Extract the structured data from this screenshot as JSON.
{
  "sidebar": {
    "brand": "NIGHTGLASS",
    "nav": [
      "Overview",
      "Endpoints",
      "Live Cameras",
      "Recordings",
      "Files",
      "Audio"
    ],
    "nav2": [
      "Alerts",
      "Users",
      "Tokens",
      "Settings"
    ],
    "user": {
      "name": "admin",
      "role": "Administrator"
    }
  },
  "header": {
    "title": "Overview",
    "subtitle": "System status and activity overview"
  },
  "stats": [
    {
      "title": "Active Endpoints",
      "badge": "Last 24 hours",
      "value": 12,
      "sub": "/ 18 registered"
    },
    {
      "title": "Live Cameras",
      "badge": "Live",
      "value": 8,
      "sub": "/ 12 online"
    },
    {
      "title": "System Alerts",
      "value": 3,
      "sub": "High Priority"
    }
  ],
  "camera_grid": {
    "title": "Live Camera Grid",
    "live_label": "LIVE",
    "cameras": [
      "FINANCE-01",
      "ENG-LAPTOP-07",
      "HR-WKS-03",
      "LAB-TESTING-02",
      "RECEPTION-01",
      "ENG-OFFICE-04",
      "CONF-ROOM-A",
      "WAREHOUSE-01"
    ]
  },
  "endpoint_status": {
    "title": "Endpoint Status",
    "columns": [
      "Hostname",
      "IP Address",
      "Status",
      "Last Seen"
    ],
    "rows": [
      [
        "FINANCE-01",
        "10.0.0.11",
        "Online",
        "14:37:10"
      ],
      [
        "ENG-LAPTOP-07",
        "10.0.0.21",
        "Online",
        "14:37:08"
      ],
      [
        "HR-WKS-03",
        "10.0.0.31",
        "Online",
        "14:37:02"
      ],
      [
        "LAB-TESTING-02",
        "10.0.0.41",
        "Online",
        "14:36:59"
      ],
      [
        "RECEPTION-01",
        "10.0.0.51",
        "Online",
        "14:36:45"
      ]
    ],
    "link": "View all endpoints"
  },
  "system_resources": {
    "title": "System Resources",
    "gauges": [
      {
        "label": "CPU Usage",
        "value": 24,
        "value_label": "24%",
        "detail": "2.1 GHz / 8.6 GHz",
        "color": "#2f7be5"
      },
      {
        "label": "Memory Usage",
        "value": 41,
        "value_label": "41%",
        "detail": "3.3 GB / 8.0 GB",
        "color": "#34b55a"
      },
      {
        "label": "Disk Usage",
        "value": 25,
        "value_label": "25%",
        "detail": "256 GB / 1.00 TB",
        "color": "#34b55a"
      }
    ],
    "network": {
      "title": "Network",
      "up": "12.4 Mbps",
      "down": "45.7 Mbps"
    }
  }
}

+ + + + +

▸ Exercise aim:
State only the number of lines in these entries that contain "detail".

▸ The answer:
3